• Task directions
Identify the lines holding "admitted" and copy them.

Figure dataset records
>>>
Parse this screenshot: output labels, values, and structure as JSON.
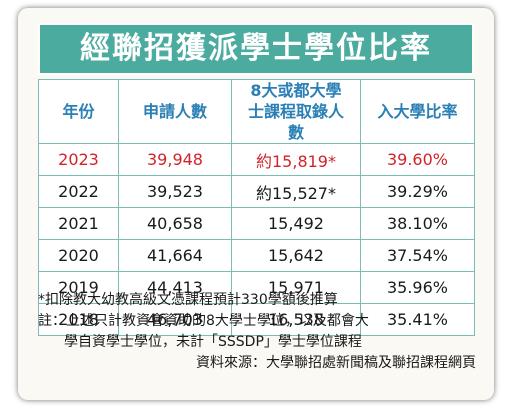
{
  "title": "經聯招獲派學士學位比率",
  "table": {
    "headers": [
      "年份",
      "申請人數",
      "8大或都大學士課程取錄人數",
      "入大學比率"
    ],
    "rows": [
      {
        "year": "2023",
        "applicants": "39,948",
        "admitted": "約15,819*",
        "rate": "39.60%",
        "highlight": true
      },
      {
        "year": "2022",
        "applicants": "39,523",
        "admitted": "約15,527*",
        "rate": "39.29%",
        "highlight": false
      },
      {
        "year": "2021",
        "applicants": "40,658",
        "admitted": "15,492",
        "rate": "38.10%",
        "highlight": false
      },
      {
        "year": "2020",
        "applicants": "41,664",
        "admitted": "15,642",
        "rate": "37.54%",
        "highlight": false
      },
      {
        "year": "2019",
        "applicants": "44,413",
        "admitted": "15,971",
        "rate": "35.96%",
        "highlight": false
      },
      {
        "year": "2018",
        "applicants": "46,703",
        "admitted": "16,538",
        "rate": "35.41%",
        "highlight": false
      }
    ]
  },
  "notes": {
    "footnote": "*扣除教大幼教高級文憑課程預計330學額後推算",
    "remark_line1": "註：上述只計教資會資助的8大學士學位，以及都會大",
    "remark_line2": "學自資學士學位，未計「SSSDP」學士學位課程",
    "source": "資料來源：大學聯招處新聞稿及聯招課程網頁"
  },
  "colors": {
    "title_bg": "#4bab9e",
    "header_text": "#2a7fb4",
    "highlight_text": "#d2232a",
    "grid_line": "#7cbdb3",
    "card_bg": "#fbf9f4"
  }
}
<<<
• Solution
        "admitted": "約15,819*",
        "admitted": "約15,527*",
        "admitted": "15,492",
        "admitted": "15,642",
        "admitted": "15,971",
        "admitted": "16,538",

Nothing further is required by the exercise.